• _Short exercise_
Show every line in the entries below where the word "name" appears.

--- BEGIN Data provided ---

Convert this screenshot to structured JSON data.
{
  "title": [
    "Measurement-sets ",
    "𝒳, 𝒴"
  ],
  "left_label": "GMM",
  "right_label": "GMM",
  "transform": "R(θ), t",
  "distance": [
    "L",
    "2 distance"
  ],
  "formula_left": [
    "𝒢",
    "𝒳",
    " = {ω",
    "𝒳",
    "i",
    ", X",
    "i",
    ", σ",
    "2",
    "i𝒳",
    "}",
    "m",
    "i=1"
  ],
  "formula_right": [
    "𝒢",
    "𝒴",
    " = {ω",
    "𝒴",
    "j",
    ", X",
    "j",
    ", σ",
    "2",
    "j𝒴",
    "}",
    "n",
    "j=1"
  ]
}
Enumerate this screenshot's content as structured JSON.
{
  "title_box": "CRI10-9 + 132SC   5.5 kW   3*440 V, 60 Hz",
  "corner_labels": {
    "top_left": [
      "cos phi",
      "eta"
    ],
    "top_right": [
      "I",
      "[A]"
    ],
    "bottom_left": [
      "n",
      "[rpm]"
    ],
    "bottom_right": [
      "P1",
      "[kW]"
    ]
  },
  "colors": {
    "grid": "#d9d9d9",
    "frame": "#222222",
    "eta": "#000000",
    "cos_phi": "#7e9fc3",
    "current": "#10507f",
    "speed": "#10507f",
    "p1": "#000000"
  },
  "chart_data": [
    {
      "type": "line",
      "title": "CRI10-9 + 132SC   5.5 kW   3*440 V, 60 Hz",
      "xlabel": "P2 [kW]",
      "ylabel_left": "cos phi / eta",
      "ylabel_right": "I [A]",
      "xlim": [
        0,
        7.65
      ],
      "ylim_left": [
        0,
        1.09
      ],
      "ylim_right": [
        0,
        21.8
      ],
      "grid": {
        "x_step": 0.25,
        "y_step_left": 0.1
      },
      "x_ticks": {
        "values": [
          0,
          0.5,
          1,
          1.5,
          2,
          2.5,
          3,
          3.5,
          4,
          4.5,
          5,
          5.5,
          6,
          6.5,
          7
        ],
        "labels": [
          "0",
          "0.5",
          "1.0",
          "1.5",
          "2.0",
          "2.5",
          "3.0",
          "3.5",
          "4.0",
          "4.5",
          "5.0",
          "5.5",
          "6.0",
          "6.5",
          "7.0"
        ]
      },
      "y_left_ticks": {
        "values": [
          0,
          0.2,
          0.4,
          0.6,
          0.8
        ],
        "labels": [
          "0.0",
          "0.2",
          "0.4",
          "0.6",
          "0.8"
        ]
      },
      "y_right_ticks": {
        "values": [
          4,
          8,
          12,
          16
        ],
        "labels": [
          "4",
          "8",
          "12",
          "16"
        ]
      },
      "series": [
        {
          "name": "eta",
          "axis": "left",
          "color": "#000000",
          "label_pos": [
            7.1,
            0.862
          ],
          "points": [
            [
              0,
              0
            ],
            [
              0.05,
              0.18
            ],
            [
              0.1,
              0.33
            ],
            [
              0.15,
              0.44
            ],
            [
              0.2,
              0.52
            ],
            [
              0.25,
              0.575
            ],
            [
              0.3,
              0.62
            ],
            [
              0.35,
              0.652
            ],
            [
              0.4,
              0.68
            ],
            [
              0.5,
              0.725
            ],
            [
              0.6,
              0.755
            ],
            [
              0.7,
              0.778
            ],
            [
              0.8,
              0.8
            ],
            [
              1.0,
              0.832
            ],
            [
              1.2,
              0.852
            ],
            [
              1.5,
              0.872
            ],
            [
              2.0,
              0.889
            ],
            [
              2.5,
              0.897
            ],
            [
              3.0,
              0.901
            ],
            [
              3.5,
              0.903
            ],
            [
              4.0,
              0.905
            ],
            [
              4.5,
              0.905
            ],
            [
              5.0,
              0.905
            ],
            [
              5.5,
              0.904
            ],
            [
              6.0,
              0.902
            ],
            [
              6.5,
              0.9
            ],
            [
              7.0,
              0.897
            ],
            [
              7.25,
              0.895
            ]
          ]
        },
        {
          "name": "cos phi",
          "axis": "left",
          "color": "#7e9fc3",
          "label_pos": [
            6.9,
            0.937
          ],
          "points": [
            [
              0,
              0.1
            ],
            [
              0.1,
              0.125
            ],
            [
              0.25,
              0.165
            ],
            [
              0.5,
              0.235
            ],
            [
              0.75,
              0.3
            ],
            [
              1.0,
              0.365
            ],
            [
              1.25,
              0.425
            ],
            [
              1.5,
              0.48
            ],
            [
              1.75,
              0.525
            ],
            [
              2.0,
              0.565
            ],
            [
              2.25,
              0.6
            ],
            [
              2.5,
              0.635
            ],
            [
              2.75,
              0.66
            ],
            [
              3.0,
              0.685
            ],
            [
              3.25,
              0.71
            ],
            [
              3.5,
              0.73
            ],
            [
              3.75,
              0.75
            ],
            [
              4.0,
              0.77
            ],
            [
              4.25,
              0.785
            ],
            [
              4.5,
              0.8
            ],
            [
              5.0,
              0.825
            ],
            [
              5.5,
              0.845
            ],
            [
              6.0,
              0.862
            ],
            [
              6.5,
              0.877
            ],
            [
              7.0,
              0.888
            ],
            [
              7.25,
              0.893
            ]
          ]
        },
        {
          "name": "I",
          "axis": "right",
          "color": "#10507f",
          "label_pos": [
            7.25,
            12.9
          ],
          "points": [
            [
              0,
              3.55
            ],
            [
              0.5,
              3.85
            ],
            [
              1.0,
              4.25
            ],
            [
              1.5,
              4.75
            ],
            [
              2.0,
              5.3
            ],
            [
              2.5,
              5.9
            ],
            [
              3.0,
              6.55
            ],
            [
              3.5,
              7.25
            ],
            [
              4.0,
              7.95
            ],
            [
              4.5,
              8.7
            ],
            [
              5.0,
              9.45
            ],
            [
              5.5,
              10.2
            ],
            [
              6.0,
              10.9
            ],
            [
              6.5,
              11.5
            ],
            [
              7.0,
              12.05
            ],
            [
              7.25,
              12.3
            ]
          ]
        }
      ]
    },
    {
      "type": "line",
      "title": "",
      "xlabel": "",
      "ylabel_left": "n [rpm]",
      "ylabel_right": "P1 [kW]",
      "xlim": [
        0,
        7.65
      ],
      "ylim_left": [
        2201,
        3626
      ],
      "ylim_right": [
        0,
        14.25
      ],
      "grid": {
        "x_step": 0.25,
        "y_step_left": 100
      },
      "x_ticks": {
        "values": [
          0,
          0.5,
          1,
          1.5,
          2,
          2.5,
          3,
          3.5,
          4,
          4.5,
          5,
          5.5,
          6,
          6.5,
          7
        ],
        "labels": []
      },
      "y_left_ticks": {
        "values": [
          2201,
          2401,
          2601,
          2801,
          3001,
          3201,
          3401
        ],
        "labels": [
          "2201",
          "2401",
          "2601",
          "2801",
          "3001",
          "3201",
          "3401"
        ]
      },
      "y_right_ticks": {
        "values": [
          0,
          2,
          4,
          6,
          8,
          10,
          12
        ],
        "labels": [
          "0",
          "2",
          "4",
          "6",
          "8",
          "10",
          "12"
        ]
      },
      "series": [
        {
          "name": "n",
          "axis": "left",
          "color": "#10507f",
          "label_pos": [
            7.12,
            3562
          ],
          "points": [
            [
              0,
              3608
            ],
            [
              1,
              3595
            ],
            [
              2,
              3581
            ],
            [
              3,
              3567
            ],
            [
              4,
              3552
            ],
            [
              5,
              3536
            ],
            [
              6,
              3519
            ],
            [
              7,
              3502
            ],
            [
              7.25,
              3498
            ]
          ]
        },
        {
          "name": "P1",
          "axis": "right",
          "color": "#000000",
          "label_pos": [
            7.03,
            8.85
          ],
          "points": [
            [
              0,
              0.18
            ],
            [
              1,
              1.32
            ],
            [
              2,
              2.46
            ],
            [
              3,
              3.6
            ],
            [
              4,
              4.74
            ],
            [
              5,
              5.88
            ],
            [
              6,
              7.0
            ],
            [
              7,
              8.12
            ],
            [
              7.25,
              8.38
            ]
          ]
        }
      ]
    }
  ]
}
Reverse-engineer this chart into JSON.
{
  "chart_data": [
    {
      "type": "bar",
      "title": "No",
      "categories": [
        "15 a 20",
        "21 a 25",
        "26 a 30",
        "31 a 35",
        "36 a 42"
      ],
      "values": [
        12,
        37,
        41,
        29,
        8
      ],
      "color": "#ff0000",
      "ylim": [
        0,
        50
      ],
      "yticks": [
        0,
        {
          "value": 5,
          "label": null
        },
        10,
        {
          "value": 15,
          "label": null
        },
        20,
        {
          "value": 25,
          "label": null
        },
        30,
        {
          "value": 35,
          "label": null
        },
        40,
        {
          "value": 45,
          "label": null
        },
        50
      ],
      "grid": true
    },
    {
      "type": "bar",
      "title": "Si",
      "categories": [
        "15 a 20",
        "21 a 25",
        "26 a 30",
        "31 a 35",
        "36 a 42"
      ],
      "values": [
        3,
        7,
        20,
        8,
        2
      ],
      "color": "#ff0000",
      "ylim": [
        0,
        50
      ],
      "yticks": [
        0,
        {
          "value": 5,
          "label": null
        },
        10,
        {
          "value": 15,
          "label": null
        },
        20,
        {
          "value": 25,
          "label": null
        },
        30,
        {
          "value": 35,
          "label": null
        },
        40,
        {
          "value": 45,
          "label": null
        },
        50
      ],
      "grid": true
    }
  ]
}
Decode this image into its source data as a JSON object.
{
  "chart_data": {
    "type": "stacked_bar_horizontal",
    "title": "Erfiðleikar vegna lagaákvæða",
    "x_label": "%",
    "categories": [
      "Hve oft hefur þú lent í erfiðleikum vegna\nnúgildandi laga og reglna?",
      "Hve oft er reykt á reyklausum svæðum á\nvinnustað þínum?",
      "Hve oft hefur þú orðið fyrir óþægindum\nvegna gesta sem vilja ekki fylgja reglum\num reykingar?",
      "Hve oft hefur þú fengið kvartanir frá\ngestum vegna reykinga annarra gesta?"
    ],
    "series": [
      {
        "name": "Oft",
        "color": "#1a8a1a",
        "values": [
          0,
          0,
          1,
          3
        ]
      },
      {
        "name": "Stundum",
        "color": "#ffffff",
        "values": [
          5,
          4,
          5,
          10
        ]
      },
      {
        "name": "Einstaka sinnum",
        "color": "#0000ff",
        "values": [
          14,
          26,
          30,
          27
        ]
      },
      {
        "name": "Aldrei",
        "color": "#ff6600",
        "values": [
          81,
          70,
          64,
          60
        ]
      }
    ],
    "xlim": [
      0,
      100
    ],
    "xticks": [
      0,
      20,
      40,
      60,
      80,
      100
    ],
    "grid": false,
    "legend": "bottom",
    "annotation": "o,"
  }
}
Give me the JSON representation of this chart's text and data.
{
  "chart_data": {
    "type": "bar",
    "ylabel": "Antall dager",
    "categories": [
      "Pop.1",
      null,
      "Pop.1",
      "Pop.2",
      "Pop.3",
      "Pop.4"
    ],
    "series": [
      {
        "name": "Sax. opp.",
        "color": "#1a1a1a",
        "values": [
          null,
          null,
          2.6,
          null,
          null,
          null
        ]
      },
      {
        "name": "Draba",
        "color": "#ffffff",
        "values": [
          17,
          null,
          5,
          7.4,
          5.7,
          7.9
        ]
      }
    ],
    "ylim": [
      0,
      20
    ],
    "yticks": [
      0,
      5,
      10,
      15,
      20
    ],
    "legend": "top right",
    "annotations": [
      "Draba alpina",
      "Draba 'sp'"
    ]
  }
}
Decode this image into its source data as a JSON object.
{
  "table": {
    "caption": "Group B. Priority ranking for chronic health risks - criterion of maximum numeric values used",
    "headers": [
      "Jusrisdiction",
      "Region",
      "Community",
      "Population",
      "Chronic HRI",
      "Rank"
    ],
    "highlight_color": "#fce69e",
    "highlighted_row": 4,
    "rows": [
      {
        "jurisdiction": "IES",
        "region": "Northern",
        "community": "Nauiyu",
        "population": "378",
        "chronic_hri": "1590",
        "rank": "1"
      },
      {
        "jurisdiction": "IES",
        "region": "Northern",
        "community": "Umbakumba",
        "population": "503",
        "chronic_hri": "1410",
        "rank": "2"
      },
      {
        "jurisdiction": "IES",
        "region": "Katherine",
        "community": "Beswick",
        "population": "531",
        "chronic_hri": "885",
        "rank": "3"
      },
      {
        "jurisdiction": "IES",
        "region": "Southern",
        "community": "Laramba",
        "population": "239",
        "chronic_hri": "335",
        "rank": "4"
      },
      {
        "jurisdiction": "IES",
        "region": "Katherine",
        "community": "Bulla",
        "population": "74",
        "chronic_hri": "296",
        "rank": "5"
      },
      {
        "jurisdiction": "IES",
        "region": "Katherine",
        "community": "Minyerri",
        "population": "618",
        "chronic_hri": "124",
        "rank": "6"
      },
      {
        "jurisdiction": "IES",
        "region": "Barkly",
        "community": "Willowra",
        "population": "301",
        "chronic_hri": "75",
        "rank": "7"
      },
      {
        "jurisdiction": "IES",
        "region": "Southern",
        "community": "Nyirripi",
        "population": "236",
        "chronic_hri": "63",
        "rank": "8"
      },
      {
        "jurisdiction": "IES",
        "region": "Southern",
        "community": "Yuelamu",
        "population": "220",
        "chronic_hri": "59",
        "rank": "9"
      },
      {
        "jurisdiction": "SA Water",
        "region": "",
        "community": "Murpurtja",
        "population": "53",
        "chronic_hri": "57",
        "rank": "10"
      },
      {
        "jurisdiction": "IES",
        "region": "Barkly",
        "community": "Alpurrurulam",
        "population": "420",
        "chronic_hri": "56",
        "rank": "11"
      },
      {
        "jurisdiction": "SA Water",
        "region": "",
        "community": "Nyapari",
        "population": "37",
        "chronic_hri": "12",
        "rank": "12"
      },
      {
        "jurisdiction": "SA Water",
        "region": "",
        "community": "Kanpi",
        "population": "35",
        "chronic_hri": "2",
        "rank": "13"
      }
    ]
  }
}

--- END Data provided ---

• _Solution_
          "name": "eta",
          "name": "cos phi",
          "name": "I",
          "name": "n",
          "name": "P1",
        "name": "Oft",
        "name": "Stundum",
        "name": "Einstaka sinnum",
        "name": "Aldrei",
        "name": "Sax. opp.",
        "name": "Draba",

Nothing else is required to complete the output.